### EXTRAIT CHOISI:

Oran - Malek Alloula

Malek Alloula, Les festins de l'exil, Essai - Éditions Françoise Truffaut, Paris, 2003



Malek Alloula, Les festins de l'exil, Essai - Éditions Françoise Truffaut, Paris, 2003
Commentaire
Non, fait l'enfant obstiné devant la cuillère tendue. Malek Alloula nous aide à comprendre le sens de ce « non », un « non » pour mieux te manger, toi nourriture que sa mémoire continue à chérir.
Mine de rien, l'auteur nous promène à travers les champs du savoir, et les rencontres de l'amitié. Tiens voilà justement Kateb Yacine, qui nous fait les honneurs de son plat préféré. Savoir et mémoire se fondent pour combler notre appétit. Les jours de festin, la longue et unique serviette qui entoure la table symbolise une convivialité que Malek, Abdelkader, et toute la famille Alloula nous invitent à partager. Avec 16 recettes de cuisine oranaise pour ne pas rester sur sa faim.

L'écrivain Malek Alloula nous invite, mine de rien, à travers les champs du savoir et les rencontres de l'amitié. Tiens voilà justement Kateb Yacine, qui nous fait les honneurs de son plat préféré.

### TÂCHES PROPOSÉES:
A. Reformulez sous forme de liste le paragraphe de l'extrait sur Les festins de l'exil qui commence par « Mine de rien, l'auteur nous promène », en conservant ses faits principaux.
B. Rédigez la suite de l'extrait sur Les festins de l'exil, en reprenant après sa dernière phrase.

Listes des régions d'éléments
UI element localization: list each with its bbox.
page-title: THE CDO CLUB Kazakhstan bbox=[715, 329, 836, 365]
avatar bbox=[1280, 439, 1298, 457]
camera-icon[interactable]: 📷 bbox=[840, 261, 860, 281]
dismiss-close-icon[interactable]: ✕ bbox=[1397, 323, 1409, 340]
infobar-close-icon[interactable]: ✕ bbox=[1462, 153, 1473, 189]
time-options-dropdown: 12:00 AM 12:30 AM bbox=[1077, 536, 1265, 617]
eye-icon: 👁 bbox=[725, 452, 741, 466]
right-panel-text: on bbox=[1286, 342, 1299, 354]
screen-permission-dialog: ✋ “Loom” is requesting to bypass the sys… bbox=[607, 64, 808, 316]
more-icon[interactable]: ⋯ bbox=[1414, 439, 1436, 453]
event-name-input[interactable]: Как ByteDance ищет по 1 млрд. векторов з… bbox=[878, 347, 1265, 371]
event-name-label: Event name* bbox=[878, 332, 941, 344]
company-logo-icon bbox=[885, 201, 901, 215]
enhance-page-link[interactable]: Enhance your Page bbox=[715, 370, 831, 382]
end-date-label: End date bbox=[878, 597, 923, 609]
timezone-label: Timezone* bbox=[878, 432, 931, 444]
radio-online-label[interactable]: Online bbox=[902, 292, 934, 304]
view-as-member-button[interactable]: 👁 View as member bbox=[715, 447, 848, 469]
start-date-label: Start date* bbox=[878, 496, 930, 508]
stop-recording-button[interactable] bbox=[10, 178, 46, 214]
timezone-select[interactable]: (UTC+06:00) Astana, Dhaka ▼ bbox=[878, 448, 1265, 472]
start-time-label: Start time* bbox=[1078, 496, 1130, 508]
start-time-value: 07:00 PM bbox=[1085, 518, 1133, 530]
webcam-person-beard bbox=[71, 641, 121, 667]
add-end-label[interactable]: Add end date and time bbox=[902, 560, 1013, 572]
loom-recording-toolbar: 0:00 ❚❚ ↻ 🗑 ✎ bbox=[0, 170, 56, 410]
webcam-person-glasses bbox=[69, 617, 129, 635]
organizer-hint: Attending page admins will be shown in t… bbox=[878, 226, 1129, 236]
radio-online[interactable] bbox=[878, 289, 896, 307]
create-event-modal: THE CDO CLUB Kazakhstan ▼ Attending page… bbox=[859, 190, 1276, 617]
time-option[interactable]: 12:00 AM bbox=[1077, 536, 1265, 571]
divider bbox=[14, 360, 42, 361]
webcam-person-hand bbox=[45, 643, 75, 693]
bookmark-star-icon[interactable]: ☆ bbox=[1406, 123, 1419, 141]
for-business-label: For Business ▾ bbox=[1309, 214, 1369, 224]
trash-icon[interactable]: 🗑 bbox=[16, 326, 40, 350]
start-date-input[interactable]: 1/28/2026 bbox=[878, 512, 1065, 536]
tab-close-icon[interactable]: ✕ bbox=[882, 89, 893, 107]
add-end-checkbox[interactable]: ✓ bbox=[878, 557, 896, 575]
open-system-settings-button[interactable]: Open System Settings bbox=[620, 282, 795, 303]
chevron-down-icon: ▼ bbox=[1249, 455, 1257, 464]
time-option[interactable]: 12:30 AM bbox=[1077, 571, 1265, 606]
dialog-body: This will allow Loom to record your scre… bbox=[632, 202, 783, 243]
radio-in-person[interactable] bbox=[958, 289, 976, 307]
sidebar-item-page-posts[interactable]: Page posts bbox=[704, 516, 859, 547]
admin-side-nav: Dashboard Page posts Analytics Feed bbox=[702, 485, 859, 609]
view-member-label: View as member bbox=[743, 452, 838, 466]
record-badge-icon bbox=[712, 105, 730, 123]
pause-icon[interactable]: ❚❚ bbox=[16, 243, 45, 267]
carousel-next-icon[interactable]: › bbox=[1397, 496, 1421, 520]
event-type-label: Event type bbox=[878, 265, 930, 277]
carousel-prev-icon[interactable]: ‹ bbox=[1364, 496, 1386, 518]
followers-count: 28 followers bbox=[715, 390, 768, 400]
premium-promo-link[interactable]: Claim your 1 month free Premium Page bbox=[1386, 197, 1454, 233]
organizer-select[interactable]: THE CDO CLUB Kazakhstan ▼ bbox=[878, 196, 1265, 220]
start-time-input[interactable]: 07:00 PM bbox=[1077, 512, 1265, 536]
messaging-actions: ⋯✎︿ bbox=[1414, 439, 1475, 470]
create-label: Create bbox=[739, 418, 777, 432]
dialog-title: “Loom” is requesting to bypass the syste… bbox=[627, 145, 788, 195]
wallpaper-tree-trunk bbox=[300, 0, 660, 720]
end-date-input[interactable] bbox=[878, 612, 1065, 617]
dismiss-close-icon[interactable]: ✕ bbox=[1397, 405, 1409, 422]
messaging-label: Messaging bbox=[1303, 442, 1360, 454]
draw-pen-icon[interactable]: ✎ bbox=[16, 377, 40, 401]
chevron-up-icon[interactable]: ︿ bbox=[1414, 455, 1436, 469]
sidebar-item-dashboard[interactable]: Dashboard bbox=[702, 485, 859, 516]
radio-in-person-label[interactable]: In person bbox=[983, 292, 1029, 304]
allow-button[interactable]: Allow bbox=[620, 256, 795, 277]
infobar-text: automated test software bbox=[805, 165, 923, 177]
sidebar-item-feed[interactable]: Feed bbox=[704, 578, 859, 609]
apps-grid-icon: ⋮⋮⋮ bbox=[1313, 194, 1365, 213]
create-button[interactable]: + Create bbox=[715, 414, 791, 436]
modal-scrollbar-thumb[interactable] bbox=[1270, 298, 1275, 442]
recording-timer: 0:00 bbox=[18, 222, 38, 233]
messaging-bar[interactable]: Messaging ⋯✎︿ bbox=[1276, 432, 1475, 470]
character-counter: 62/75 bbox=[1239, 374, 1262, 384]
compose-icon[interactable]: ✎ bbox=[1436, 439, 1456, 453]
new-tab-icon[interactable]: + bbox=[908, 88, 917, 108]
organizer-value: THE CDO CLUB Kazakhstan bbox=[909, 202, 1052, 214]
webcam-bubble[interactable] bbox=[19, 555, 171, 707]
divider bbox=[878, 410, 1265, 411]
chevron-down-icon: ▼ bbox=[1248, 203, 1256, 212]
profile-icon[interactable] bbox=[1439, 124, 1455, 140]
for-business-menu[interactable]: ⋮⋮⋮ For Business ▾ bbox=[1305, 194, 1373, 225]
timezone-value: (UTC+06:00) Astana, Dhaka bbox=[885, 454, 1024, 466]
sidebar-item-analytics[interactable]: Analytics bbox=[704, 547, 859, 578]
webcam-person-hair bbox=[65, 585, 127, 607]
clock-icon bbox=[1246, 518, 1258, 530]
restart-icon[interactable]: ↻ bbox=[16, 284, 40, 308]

### ENSEMBLE DES RÉPONSES:
A.
- L'auteur promène le lecteur à travers les champs du savoir et les rencontres de l'amitié.
- Kateb Yacine fait les honneurs de son plat préféré.
- Savoir et mémoire se fondent pour combler l'appétit du lecteur.
- Les jours de festin, la longue et unique serviette qui entoure la table symbolise une convivialité que Malek, Abdelkader et toute la famille Alloula invitent à partager.
- L'ouvrage propose 16 recettes de cuisine oranaise.

B.
Le lecteur se trouve convié à partager ce qui se passe autour de cette table, quand 33 thèmes prennent place sur la longue et unique serviette des jours de festin. Le goût, le partage, les plaisirs enfantins, le plat divin ou encore le rêve de la matière sont des thèmes qui inspirent Malek Alloula. L'appétit des gourmands de la vie et des métis culturels que nous sommes tous est largement comblé par l'alchimie de l'écriture de ce " chef " nourri par les paradoxes du goût, de l'amour et du rejet. C'est ainsi que nous allons à la rencontre de l'Autre et peut-être de nous-mêmes. Une quinzaine de recettes - d'une chorba loubia (soupe aux haricots blancs) à une dolma hout (ragoût aux boulettes de poisson) - donnent un aperçu de la cuisine simple et populaire oranaise.

Extraits
…ce long processus, ponctuellement suivi, contrôlé de bout en bout et qui allait très bientôt nous réunir autour de la table basse, nous était confirmé par la brutale irruption dans la salle à manger d’une aérienne nappe diaphane de senteurs aussi diverses que hautement agréables et excitantes pour nos papilles et glandes salivaires.

…Il me semble que cette symphonie olfactive à la riche palette devait naturellement prédisposer à une consommation mesurée et rythmée par le tempo d’une très lente musique : celle que les marmites, posées au-dessus des placides et modestes braseros maternels, émettaient au passage des vapeurs qui s’en échappaient.

“…Le verbe manger avait, très tôt et définitivement, acquis pour moi de bien étranges résonances où revenait une lancinante et insoluble question : " Comment faire pour ne pas être mangé ? "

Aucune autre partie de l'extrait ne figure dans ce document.